[START Data supplied]

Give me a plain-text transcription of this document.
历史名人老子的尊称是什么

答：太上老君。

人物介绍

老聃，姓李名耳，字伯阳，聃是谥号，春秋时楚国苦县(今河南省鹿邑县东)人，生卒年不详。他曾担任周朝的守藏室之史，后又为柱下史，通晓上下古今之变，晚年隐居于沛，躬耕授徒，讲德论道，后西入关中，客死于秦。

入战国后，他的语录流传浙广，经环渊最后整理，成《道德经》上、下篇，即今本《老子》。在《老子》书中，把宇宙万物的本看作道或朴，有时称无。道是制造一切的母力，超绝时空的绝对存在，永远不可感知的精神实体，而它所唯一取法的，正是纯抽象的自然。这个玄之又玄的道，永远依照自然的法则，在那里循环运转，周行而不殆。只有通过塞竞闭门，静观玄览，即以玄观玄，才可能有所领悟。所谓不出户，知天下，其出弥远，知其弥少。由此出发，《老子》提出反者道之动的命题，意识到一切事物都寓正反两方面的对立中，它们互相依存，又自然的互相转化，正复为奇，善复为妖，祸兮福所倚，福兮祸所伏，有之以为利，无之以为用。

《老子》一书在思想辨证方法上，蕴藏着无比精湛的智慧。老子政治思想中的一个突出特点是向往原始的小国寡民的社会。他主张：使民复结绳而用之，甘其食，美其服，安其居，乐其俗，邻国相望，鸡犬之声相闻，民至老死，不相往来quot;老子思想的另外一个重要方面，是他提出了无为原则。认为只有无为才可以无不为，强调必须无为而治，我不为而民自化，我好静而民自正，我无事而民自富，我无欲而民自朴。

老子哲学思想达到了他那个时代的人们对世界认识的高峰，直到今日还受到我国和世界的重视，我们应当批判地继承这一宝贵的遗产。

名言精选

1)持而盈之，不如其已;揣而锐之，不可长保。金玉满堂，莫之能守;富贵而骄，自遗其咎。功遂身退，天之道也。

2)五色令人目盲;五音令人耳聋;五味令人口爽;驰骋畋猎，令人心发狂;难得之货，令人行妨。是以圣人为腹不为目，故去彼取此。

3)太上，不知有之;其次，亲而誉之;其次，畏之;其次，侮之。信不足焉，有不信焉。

[END Data supplied]

## Exercise requirements
Restate each of the entries above verbatim.

## Written reply
Give me a plain-text transcription of this document.
历史名人老子的尊称是什么

答：太上老君。

人物介绍

老聃，姓李名耳，字伯阳，聃是谥号，春秋时楚国苦县(今河南省鹿邑县东)人，生卒年不详。他曾担任周朝的守藏室之史，后又为柱下史，通晓上下古今之变，晚年隐居于沛，躬耕授徒，讲德论道，后西入关中，客死于秦。

入战国后，他的语录流传浙广，经环渊最后整理，成《道德经》上、下篇，即今本《老子》。在《老子》书中，把宇宙万物的本看作道或朴，有时称无。道是制造一切的母力，超绝时空的绝对存在，永远不可感知的精神实体，而它所唯一取法的，正是纯抽象的自然。这个玄之又玄的道，永远依照自然的法则，在那里循环运转，周行而不殆。只有通过塞竞闭门，静观玄览，即以玄观玄，才可能有所领悟。所谓不出户，知天下，其出弥远，知其弥少。由此出发，《老子》提出反者道之动的命题，意识到一切事物都寓正反两方面的对立中，它们互相依存，又自然的互相转化，正复为奇，善复为妖，祸兮福所倚，福兮祸所伏，有之以为利，无之以为用。

《老子》一书在思想辨证方法上，蕴藏着无比精湛的智慧。老子政治思想中的一个突出特点是向往原始的小国寡民的社会。他主张：使民复结绳而用之，甘其食，美其服，安其居，乐其俗，邻国相望，鸡犬之声相闻，民至老死，不相往来quot;老子思想的另外一个重要方面，是他提出了无为原则。认为只有无为才可以无不为，强调必须无为而治，我不为而民自化，我好静而民自正，我无事而民自富，我无欲而民自朴。

老子哲学思想达到了他那个时代的人们对世界认识的高峰，直到今日还受到我国和世界的重视，我们应当批判地继承这一宝贵的遗产。

名言精选

1)持而盈之，不如其已;揣而锐之，不可长保。金玉满堂，莫之能守;富贵而骄，自遗其咎。功遂身退，天之道也。

2)五色令人目盲;五音令人耳聋;五味令人口爽;驰骋畋猎，令人心发狂;难得之货，令人行妨。是以圣人为腹不为目，故去彼取此。

3)太上，不知有之;其次，亲而誉之;其次，畏之;其次，侮之。信不足焉，有不信焉。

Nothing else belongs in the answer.